Task:
Write out all records as given; omit images.
※
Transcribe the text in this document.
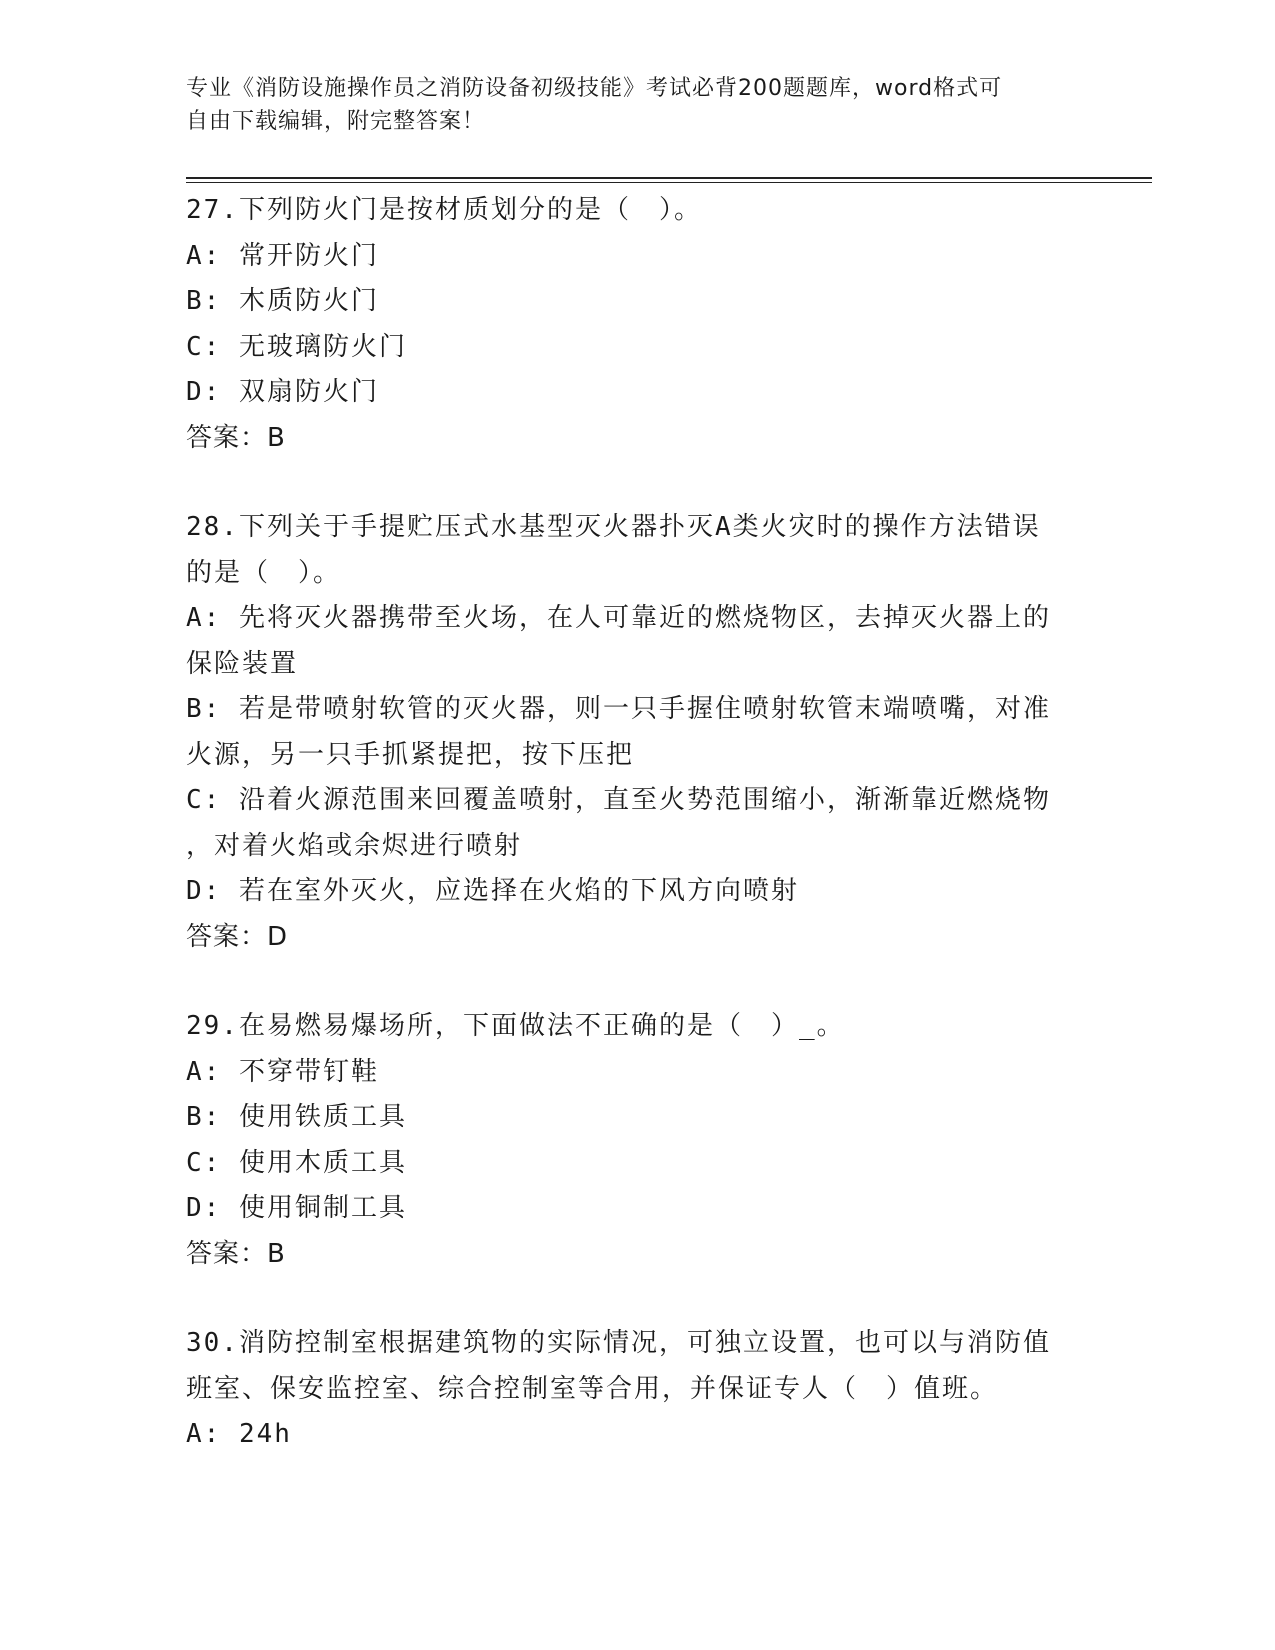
专业《消防设施操作员之消防设备初级技能》考试必背200题题库，word格式可
自由下载编辑，附完整答案！
27.下列防火门是按材质划分的是（　）。
A: 常开防火门
B: 木质防火门
C: 无玻璃防火门
D: 双扇防火门
答案：B
28.下列关于手提贮压式水基型灭火器扑灭A类火灾时的操作方法错误
的是（　）。
A: 先将灭火器携带至火场，在人可靠近的燃烧物区，去掉灭火器上的
保险装置
B: 若是带喷射软管的灭火器，则一只手握住喷射软管末端喷嘴，对准
火源，另一只手抓紧提把，按下压把
C: 沿着火源范围来回覆盖喷射，直至火势范围缩小，渐渐靠近燃烧物
，对着火焰或余烬进行喷射
D: 若在室外灭火，应选择在火焰的下风方向喷射
答案：D
29.在易燃易爆场所，下面做法不正确的是（　）_。
A: 不穿带钉鞋
B: 使用铁质工具
C: 使用木质工具
D: 使用铜制工具
答案：B
30.消防控制室根据建筑物的实际情况，可独立设置，也可以与消防值
班室、保安监控室、综合控制室等合用，并保证专人（　）值班。
A: 24h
※
Problem solution:
Transcribe the text in this document.
专业《消防设施操作员之消防设备初级技能》考试必背200题题库，word格式可
自由下载编辑，附完整答案！
27.下列防火门是按材质划分的是（　）。
A: 常开防火门
B: 木质防火门
C: 无玻璃防火门
D: 双扇防火门
答案：B
28.下列关于手提贮压式水基型灭火器扑灭A类火灾时的操作方法错误
的是（　）。
A: 先将灭火器携带至火场，在人可靠近的燃烧物区，去掉灭火器上的
保险装置
B: 若是带喷射软管的灭火器，则一只手握住喷射软管末端喷嘴，对准
火源，另一只手抓紧提把，按下压把
C: 沿着火源范围来回覆盖喷射，直至火势范围缩小，渐渐靠近燃烧物
，对着火焰或余烬进行喷射
D: 若在室外灭火，应选择在火焰的下风方向喷射
答案：D
29.在易燃易爆场所，下面做法不正确的是（　）_。
A: 不穿带钉鞋
B: 使用铁质工具
C: 使用木质工具
D: 使用铜制工具
答案：B
30.消防控制室根据建筑物的实际情况，可独立设置，也可以与消防值
班室、保安监控室、综合控制室等合用，并保证专人（　）值班。
A: 24h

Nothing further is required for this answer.